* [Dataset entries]
= = =
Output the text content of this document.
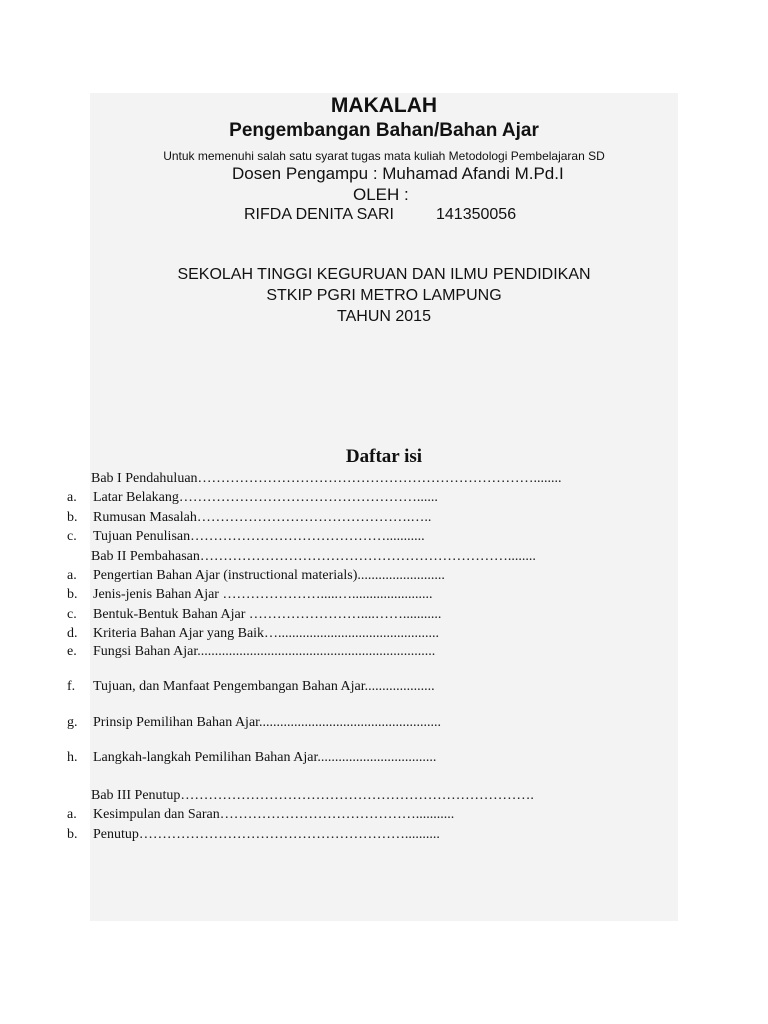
MAKALAH
Pengembangan Bahan/Bahan Ajar
Untuk memenuhi salah satu syarat tugas mata kuliah Metodologi Pembelajaran SD
Dosen Pengampu : Muhamad Afandi M.Pd.I
OLEH :
RIFDA DENITA SARI	141350056
SEKOLAH TINGGI KEGURUAN DAN ILMU PENDIDIKAN
STKIP PGRI METRO LAMPUNG
TAHUN 2015
Daftar isi
Bab I Pendahuluan………………………………………………………………........
a. Latar Belakang……………………………………………......
b. Rumusan Masalah……………………………………….…..
c. Tujuan Penulisan……………………………………...........
Bab II Pembahasan…………………………………………………………........
a. Pengertian Bahan Ajar (instructional materials).........................
b. Jenis-jenis Bahan Ajar ………………….....….......................
c. Bentuk-Bentuk Bahan Ajar ……………………....……...........
d. Kriteria Bahan Ajar yang Baik…..............................................
e. Fungsi Bahan Ajar....................................................................
f. Tujuan, dan Manfaat Pengembangan Bahan Ajar....................
g. Prinsip Pemilihan Bahan Ajar....................................................
h. Langkah-langkah Pemilihan Bahan Ajar..................................
Bab III Penutup………………………………………………………………….
a. Kesimpulan dan Saran……………………………………...........
b. Penutup…………………………………………………..........
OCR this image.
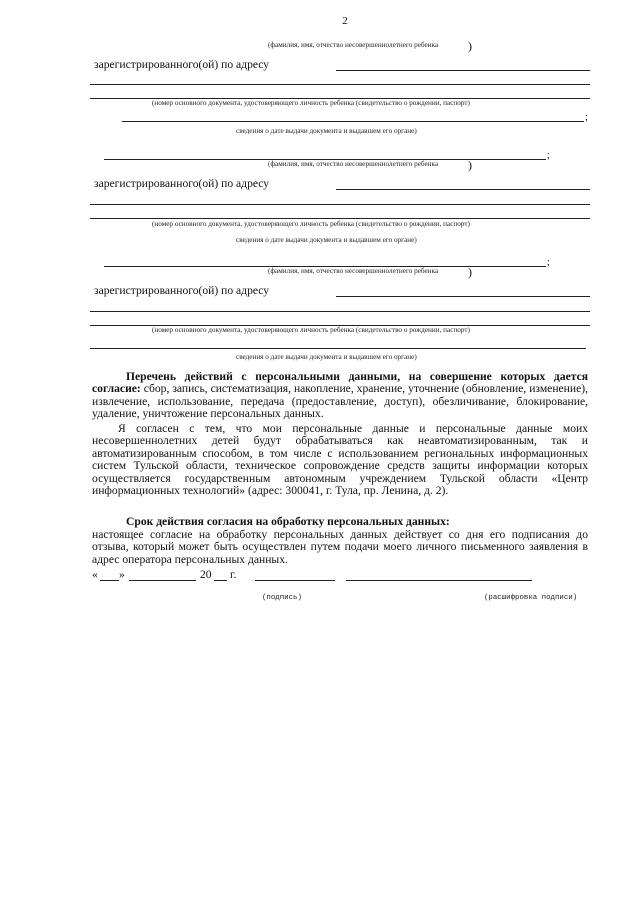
2
(фамилия, имя, отчество несовершеннолетнего ребенка )
зарегистрированного(ой) по адресу
(номер основного документа, удостоверяющего личность ребенка (свидетельство о рождении, паспорт)
;
сведения о дате выдачи документа и выдавшем его органе)
;
(фамилия, имя, отчество несовершеннолетнего ребенка )
зарегистрированного(ой) по адресу
(номер основного документа, удостоверяющего личность ребенка (свидетельство о рождении, паспорт)
сведения о дате выдачи документа и выдавшем его органе)
;
(фамилия, имя, отчество несовершеннолетнего ребенка )
зарегистрированного(ой) по адресу
(номер основного документа, удостоверяющего личность ребенка (свидетельство о рождении, паспорт)
сведения о дате выдачи документа и выдавшем его органе)
Перечень действий с персональными данными, на совершение которых дается согласие: сбор, запись, систематизация, накопление, хранение, уточнение (обновление, изменение), извлечение, использование, передача (предоставление, доступ), обезличивание, блокирование, удаление, уничтожение персональных данных.
Я согласен с тем, что мои персональные данные и персональные данные моих несовершеннолетних детей будут обрабатываться как неавтоматизированным, так и автоматизированным способом, в том числе с использованием региональных информационных систем Тульской области, техническое сопровождение средств защиты информации которых осуществляется государственным автономным учреждением Тульской области «Центр информационных технологий» (адрес: 300041, г. Тула, пр. Ленина, д. 2).
Срок действия согласия на обработку персональных данных:
настоящее согласие на обработку персональных данных действует со дня его подписания до отзыва, который может быть осуществлен путем подачи моего личного письменного заявления в адрес оператора персональных данных.
« »	20 г.
(подпись)	(расшифровка подписи)
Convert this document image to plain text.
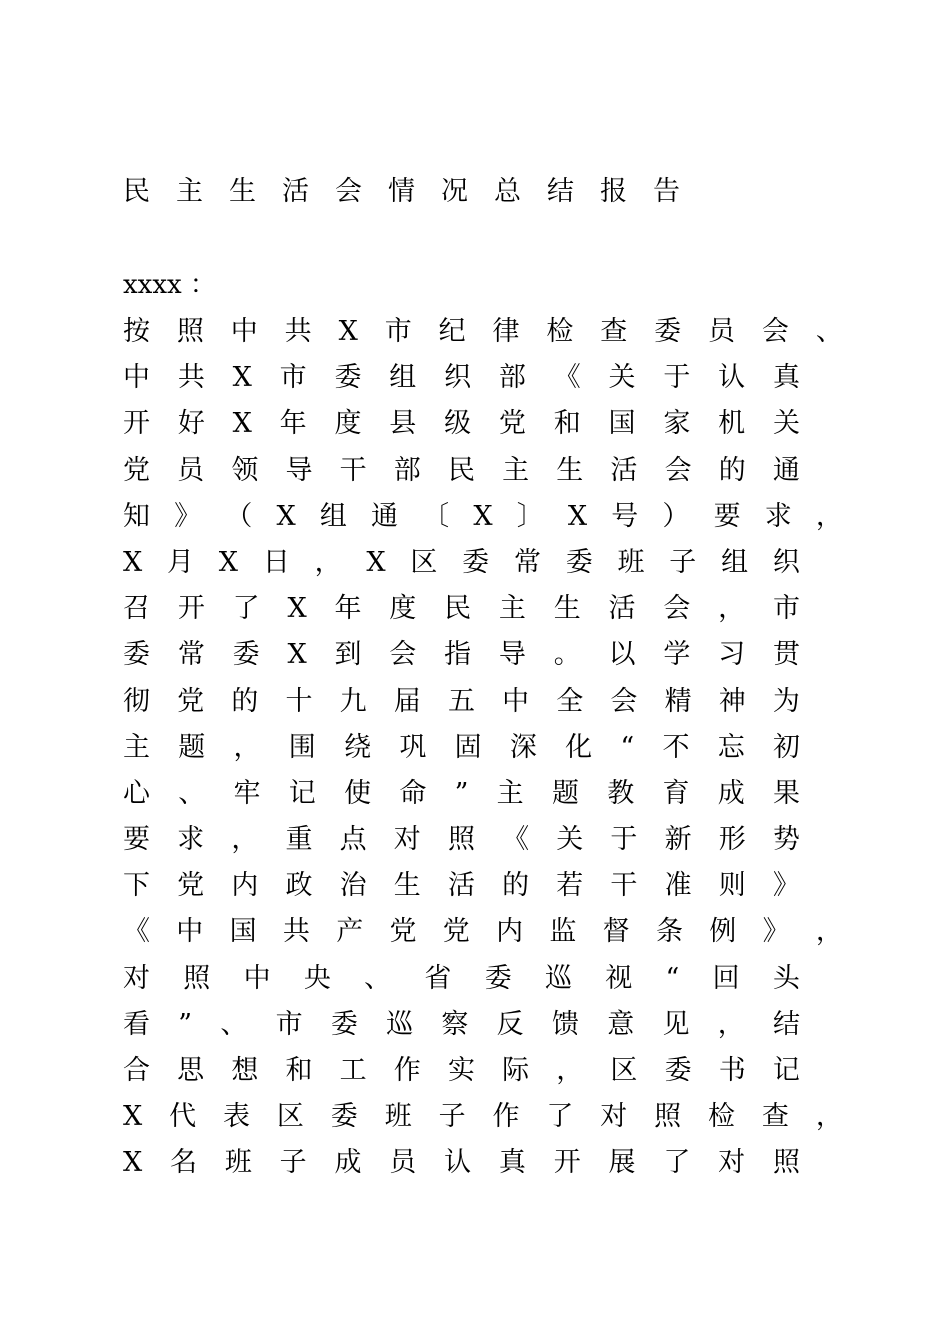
民主生活会情况总结报告
xxxx ：
按 照 中 共 X 市 纪 律 检 查 委 员 会 、
中 共 X 市 委 组 织 部 《 关 于 认 真
开 好 X 年 度 县 级 党 和 国 家 机 关
党 员 领 导 干 部 民 主 生 活 会 的 通
知 》 （ X 组 通 〔 X 〕 X 号 ） 要 求 ，
X 月 X 日 ， X 区 委 常 委 班 子 组 织
召 开 了 X 年 度 民 主 生 活 会 ， 市
委 常 委 X 到 会 指 导 。 以 学 习 贯
彻 党 的 十 九 届 五 中 全 会 精 神 为
主 题 ， 围 绕 巩 固 深 化 “ 不 忘 初
心 、 牢 记 使 命 ” 主 题 教 育 成 果
要 求 ， 重 点 对 照 《 关 于 新 形 势
下 党 内 政 治 生 活 的 若 干 准 则 》
《 中 国 共 产 党 党 内 监 督 条 例 》 ，
对 照 中 央 、 省 委 巡 视 “ 回 头
看 ” 、 市 委 巡 察 反 馈 意 见 ， 结
合 思 想 和 工 作 实 际 ， 区 委 书 记
X 代 表 区 委 班 子 作 了 对 照 检 查 ，
X 名 班 子 成 员 认 真 开 展 了 对 照
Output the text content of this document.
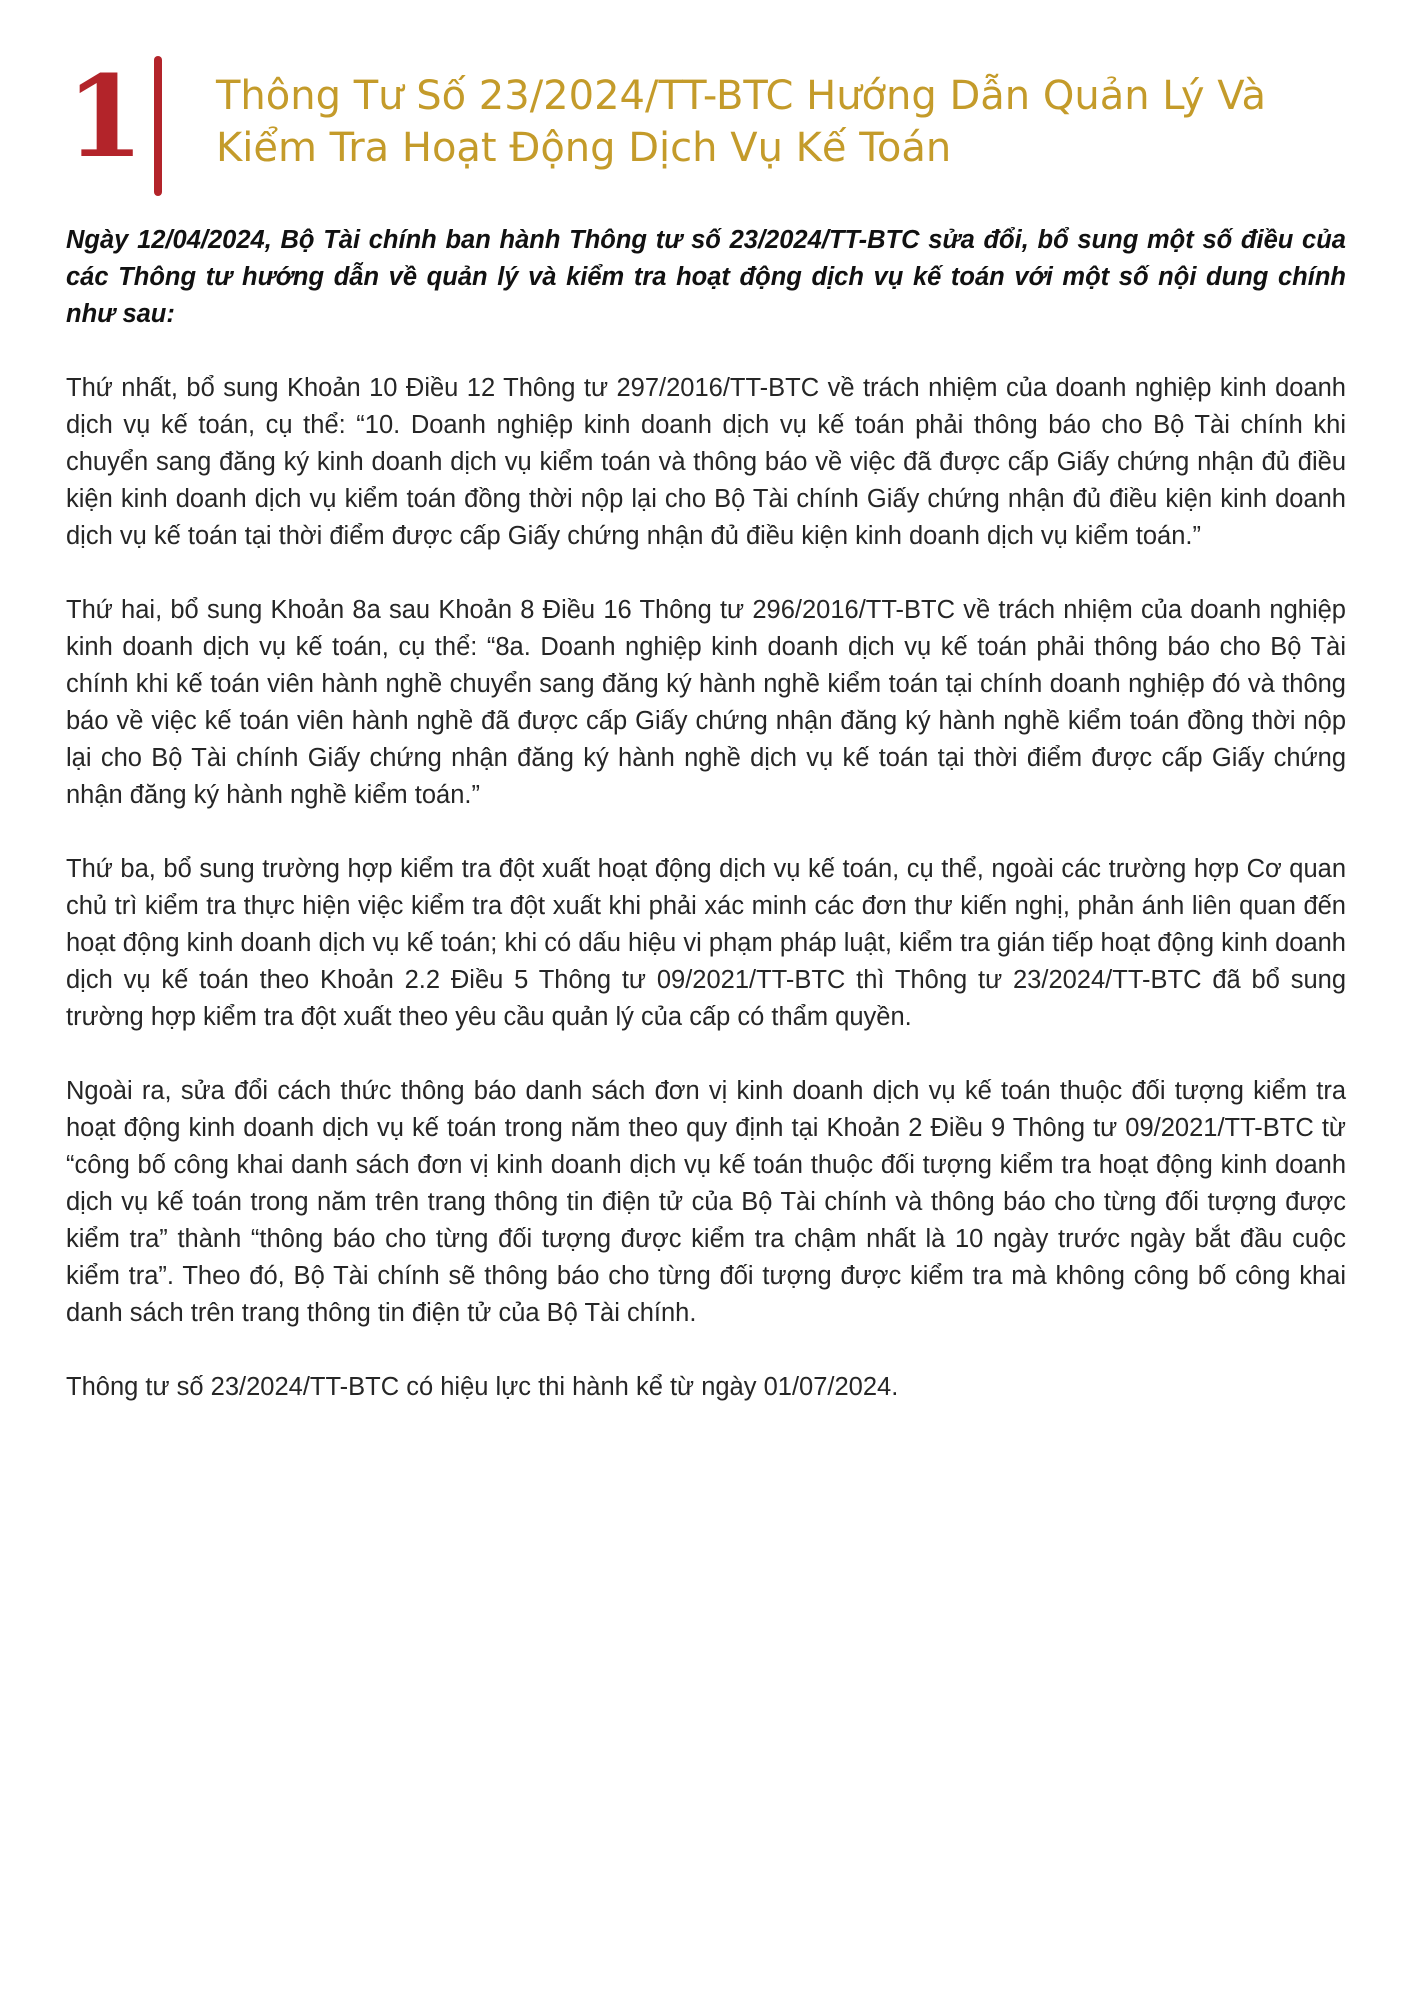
1 Thông Tư Số 23/2024/TT-BTC Hướng Dẫn Quản Lý Và Kiểm Tra Hoạt Động Dịch Vụ Kế Toán

Ngày 12/04/2024, Bộ Tài chính ban hành Thông tư số 23/2024/TT-BTC sửa đổi, bổ sung một số điều của các Thông tư hướng dẫn về quản lý và kiểm tra hoạt động dịch vụ kế toán với một số nội dung chính như sau:

Thứ nhất, bổ sung Khoản 10 Điều 12 Thông tư 297/2016/TT-BTC về trách nhiệm của doanh nghiệp kinh doanh dịch vụ kế toán, cụ thể: “10. Doanh nghiệp kinh doanh dịch vụ kế toán phải thông báo cho Bộ Tài chính khi chuyển sang đăng ký kinh doanh dịch vụ kiểm toán và thông báo về việc đã được cấp Giấy chứng nhận đủ điều kiện kinh doanh dịch vụ kiểm toán đồng thời nộp lại cho Bộ Tài chính Giấy chứng nhận đủ điều kiện kinh doanh dịch vụ kế toán tại thời điểm được cấp Giấy chứng nhận đủ điều kiện kinh doanh dịch vụ kiểm toán.”

Thứ hai, bổ sung Khoản 8a sau Khoản 8 Điều 16 Thông tư 296/2016/TT-BTC về trách nhiệm của doanh nghiệp kinh doanh dịch vụ kế toán, cụ thể: “8a. Doanh nghiệp kinh doanh dịch vụ kế toán phải thông báo cho Bộ Tài chính khi kế toán viên hành nghề chuyển sang đăng ký hành nghề kiểm toán tại chính doanh nghiệp đó và thông báo về việc kế toán viên hành nghề đã được cấp Giấy chứng nhận đăng ký hành nghề kiểm toán đồng thời nộp lại cho Bộ Tài chính Giấy chứng nhận đăng ký hành nghề dịch vụ kế toán tại thời điểm được cấp Giấy chứng nhận đăng ký hành nghề kiểm toán.”

Thứ ba, bổ sung trường hợp kiểm tra đột xuất hoạt động dịch vụ kế toán, cụ thể, ngoài các trường hợp Cơ quan chủ trì kiểm tra thực hiện việc kiểm tra đột xuất khi phải xác minh các đơn thư kiến nghị, phản ánh liên quan đến hoạt động kinh doanh dịch vụ kế toán; khi có dấu hiệu vi phạm pháp luật, kiểm tra gián tiếp hoạt động kinh doanh dịch vụ kế toán theo Khoản 2.2 Điều 5 Thông tư 09/2021/TT-BTC thì Thông tư 23/2024/TT-BTC đã bổ sung trường hợp kiểm tra đột xuất theo yêu cầu quản lý của cấp có thẩm quyền.

Ngoài ra, sửa đổi cách thức thông báo danh sách đơn vị kinh doanh dịch vụ kế toán thuộc đối tượng kiểm tra hoạt động kinh doanh dịch vụ kế toán trong năm theo quy định tại Khoản 2 Điều 9 Thông tư 09/2021/TT-BTC từ “công bố công khai danh sách đơn vị kinh doanh dịch vụ kế toán thuộc đối tượng kiểm tra hoạt động kinh doanh dịch vụ kế toán trong năm trên trang thông tin điện tử của Bộ Tài chính và thông báo cho từng đối tượng được kiểm tra” thành “thông báo cho từng đối tượng được kiểm tra chậm nhất là 10 ngày trước ngày bắt đầu cuộc kiểm tra”. Theo đó, Bộ Tài chính sẽ thông báo cho từng đối tượng được kiểm tra mà không công bố công khai danh sách trên trang thông tin điện tử của Bộ Tài chính.

Thông tư số 23/2024/TT-BTC có hiệu lực thi hành kể từ ngày 01/07/2024.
= = =
* [WHAT TO DO] Out of the records, collect only those lines that contain the string "Tujuan".

* [COMPLETE RESPONSE]
c. Tujuan Penulisan……………………………………...........
f. Tujuan, dan Manfaat Pengembangan Bahan Ajar....................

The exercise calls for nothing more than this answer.